# Hyperparameter Tuning

With the best-performing model(s) identified, the next step is to optimize their performance through hyperparameter tuning and cross-validation. This process helps ensure that the model is as accurate and generalizable as possible.
Approach to Hyperparameter Tuning

Hyperparameter Research:
Initial hyperparameter ranges were determined through research and reviewing commonly recommended settings for each model type. This provided a solid foundation for the tuning process.

Tuning Methods:
   Two primary methods were considered for hyperparameter optimization:
    GridSearchCV: Systematically explores a predefined set of hyperparameter combinations.
     RandomizedSearchCV: Randomly samples hyperparameter combinations within defined ranges, offering a faster alternative for larger search spaces.

DATASET EXCERPTS:
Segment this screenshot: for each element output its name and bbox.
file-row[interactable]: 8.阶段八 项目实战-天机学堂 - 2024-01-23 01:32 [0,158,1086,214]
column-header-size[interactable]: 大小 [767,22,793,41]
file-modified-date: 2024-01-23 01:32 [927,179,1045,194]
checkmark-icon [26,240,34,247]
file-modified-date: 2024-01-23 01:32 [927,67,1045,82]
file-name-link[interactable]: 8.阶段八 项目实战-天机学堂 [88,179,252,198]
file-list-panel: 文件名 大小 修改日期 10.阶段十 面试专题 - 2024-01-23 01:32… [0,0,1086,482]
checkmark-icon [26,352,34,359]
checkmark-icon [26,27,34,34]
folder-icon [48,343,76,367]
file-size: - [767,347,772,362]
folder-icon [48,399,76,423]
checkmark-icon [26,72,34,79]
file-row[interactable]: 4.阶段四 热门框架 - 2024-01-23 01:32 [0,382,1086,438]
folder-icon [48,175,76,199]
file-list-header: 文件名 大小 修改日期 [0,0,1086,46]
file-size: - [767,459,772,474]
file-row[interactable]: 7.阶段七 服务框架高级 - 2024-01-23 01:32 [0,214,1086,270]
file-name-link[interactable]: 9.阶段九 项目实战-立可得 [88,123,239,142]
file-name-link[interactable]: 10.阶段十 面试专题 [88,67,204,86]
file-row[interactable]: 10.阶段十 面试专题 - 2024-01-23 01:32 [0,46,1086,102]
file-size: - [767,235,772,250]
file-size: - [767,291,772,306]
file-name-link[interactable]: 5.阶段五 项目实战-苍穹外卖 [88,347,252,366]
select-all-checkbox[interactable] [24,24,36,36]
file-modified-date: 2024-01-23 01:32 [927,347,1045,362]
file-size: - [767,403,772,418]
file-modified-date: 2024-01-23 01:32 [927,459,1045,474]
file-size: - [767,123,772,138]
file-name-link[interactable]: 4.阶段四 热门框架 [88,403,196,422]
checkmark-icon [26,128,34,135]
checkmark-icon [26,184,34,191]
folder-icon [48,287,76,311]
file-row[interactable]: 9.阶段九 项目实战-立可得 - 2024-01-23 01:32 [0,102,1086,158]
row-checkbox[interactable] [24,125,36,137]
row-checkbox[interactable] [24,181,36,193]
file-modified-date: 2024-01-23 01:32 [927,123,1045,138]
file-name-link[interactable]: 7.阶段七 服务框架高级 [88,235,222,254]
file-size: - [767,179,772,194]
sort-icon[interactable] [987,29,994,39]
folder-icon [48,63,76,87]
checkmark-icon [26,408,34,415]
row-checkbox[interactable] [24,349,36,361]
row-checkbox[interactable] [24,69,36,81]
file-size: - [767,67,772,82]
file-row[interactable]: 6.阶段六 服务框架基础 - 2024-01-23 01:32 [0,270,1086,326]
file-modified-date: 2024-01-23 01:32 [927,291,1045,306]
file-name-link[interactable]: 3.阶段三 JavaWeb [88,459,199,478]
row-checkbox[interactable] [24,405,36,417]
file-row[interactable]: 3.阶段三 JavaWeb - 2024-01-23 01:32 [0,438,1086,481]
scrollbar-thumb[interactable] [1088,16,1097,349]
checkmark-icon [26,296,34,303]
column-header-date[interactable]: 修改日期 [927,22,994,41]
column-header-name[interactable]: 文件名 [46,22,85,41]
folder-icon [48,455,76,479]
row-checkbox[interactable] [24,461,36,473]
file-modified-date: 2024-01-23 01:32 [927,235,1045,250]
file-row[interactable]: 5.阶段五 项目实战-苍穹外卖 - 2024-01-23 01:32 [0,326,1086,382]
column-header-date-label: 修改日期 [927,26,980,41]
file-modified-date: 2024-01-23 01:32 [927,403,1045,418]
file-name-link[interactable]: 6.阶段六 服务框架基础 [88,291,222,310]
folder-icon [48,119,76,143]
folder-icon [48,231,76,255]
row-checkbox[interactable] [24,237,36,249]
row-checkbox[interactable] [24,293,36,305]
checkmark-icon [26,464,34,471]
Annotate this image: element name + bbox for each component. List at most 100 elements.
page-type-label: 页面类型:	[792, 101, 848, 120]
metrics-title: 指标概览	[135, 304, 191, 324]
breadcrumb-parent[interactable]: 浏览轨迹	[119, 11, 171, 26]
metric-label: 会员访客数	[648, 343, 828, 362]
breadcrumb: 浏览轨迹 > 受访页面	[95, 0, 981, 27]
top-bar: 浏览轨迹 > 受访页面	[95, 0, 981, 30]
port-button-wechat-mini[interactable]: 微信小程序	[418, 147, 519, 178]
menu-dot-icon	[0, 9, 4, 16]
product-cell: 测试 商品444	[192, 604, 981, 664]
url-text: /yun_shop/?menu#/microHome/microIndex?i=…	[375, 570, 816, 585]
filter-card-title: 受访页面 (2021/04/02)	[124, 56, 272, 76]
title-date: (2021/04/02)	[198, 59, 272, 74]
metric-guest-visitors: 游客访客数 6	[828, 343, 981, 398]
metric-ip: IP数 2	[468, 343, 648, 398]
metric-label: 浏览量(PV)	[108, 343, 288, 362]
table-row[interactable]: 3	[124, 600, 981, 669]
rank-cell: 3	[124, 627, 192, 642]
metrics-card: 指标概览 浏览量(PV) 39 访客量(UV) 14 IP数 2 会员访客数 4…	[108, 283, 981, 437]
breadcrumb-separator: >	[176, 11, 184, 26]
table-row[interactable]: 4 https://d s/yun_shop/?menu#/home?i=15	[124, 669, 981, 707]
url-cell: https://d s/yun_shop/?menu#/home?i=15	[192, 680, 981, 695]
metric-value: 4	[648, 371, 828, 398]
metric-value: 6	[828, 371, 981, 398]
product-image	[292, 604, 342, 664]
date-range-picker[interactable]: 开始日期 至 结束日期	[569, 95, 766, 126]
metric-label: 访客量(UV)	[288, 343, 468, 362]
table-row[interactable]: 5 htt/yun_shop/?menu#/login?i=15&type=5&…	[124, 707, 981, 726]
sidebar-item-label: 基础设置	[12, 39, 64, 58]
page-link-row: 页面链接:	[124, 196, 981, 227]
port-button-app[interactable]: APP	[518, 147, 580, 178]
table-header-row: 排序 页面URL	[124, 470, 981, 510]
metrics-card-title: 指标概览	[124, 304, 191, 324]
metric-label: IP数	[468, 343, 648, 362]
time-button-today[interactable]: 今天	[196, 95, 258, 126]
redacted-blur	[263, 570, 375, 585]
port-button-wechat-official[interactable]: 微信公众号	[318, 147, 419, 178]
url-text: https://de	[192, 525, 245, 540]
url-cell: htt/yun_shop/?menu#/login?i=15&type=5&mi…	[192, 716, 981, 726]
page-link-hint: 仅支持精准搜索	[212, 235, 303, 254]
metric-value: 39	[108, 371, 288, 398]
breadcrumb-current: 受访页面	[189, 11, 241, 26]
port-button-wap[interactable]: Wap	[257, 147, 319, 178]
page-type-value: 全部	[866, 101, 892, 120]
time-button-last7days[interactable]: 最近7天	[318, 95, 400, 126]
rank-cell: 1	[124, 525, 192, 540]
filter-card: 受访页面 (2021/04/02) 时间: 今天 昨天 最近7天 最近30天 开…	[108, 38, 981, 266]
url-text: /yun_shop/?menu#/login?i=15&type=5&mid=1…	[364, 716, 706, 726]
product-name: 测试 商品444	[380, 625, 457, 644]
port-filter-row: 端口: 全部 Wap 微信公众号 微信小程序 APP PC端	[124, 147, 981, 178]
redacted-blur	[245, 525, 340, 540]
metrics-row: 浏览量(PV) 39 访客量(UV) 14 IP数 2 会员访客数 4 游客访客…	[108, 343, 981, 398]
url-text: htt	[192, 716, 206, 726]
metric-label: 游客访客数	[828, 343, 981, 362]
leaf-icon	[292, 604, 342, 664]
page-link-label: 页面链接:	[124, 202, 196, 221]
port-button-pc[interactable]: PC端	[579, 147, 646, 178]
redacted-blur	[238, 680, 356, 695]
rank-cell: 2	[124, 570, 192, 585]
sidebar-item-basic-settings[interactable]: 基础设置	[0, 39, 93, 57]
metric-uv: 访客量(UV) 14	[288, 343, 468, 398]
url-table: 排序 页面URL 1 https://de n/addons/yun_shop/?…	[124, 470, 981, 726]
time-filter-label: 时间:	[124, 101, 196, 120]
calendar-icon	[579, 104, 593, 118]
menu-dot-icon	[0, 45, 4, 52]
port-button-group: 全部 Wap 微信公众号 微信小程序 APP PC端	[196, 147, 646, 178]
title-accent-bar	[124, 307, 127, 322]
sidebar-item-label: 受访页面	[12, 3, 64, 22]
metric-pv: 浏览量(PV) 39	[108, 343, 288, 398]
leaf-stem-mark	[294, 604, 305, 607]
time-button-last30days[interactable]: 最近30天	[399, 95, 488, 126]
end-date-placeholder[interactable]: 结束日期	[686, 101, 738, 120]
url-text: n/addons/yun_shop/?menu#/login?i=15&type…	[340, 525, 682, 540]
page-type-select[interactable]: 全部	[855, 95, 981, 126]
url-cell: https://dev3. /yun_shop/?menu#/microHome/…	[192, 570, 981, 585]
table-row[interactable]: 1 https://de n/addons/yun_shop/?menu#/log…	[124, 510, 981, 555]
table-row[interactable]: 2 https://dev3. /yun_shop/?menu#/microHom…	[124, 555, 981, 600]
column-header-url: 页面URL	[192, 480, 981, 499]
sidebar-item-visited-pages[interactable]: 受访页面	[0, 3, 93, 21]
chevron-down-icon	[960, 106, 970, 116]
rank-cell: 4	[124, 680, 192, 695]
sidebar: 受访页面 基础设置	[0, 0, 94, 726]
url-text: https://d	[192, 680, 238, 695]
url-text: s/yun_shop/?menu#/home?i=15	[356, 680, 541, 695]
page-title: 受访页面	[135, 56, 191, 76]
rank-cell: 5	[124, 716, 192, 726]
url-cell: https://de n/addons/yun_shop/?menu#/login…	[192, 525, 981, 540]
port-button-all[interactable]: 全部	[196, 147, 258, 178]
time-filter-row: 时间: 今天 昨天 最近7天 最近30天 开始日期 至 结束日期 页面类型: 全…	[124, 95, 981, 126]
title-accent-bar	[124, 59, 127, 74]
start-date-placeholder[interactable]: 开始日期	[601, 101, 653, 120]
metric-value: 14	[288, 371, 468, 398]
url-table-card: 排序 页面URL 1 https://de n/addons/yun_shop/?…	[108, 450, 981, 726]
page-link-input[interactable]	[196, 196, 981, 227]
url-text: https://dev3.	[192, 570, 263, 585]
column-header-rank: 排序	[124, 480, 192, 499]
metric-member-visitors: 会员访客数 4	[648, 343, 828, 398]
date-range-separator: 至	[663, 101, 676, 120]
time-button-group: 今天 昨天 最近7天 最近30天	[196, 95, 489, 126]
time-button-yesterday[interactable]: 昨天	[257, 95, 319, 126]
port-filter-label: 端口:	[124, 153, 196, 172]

PROBLEMS TO WORK ON:
#1 In the hyperparameter tuning text, how were the initial hyperparameter ranges determined?
#2 Reproduce a passage of the hyperparameter tuning text word for word, beginning at "# Hyperparameter Tuning" and stopping after "generalizable as possible.".

SOLUTIONS TO EACH TASK:
#1 They were determined through research and by reviewing commonly recommended settings for each model type.

#2
# Hyperparameter Tuning

With the best-performing model(s) identified, the next step is to optimize their performance through hyperparameter tuning and cross-validation. This process helps ensure that the model is as accurate and generalizable as possible.